■ WHAT TO WORK ON ■
Without including any pictures, copy each entry below exactly.

[Data entries]
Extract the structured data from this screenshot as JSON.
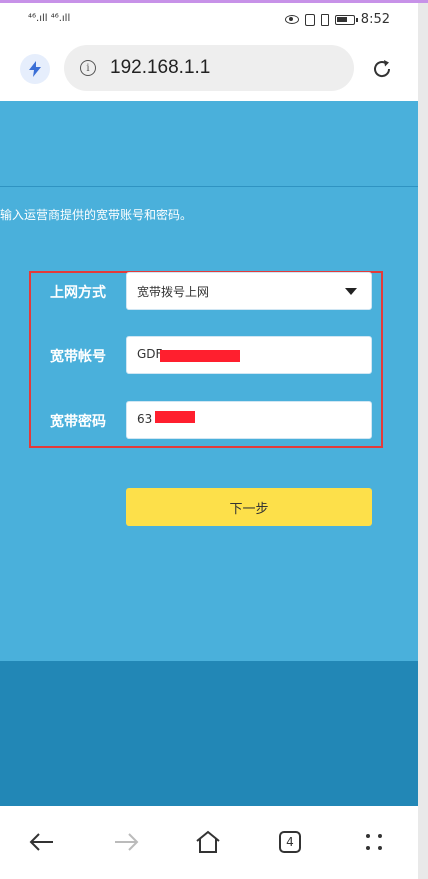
{
  "status_bar": {
    "signal_left": "⁴⁶.ıll ⁴⁶.ıll",
    "time": "8:52"
  },
  "browser": {
    "url": "192.168.1.1",
    "icons": [
      "bolt-icon",
      "info-icon",
      "reload-icon"
    ],
    "tab_count": "4"
  },
  "page": {
    "hint": "输入运营商提供的宽带账号和密码。",
    "fields": {
      "connection_label": "上网方式",
      "connection_value": "宽带拨号上网",
      "account_label": "宽带帐号",
      "account_value": "GDF",
      "password_label": "宽带密码",
      "password_value": "63"
    },
    "next_button": "下一步"
  },
  "colors": {
    "page_background": "#4ab0db",
    "footer_background": "#2287b6",
    "highlight_frame": "#e43a3a",
    "next_button": "#fde04a",
    "redaction": "#ff1f2e"
  },
  "nav_icons": [
    "back-arrow-icon",
    "forward-arrow-icon",
    "home-icon",
    "tabs-icon",
    "more-icon"
  ]
}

■ CORRECT RESPONSE ■
Extract the structured data from this screenshot as JSON.
{
  "status_bar": {
    "signal_left": "⁴⁶.ıll ⁴⁶.ıll",
    "time": "8:52"
  },
  "browser": {
    "url": "192.168.1.1",
    "icons": [
      "bolt-icon",
      "info-icon",
      "reload-icon"
    ],
    "tab_count": "4"
  },
  "page": {
    "hint": "输入运营商提供的宽带账号和密码。",
    "fields": {
      "connection_label": "上网方式",
      "connection_value": "宽带拨号上网",
      "account_label": "宽带帐号",
      "account_value": "GDF",
      "password_label": "宽带密码",
      "password_value": "63"
    },
    "next_button": "下一步"
  },
  "colors": {
    "page_background": "#4ab0db",
    "footer_background": "#2287b6",
    "highlight_frame": "#e43a3a",
    "next_button": "#fde04a",
    "redaction": "#ff1f2e"
  },
  "nav_icons": [
    "back-arrow-icon",
    "forward-arrow-icon",
    "home-icon",
    "tabs-icon",
    "more-icon"
  ]
}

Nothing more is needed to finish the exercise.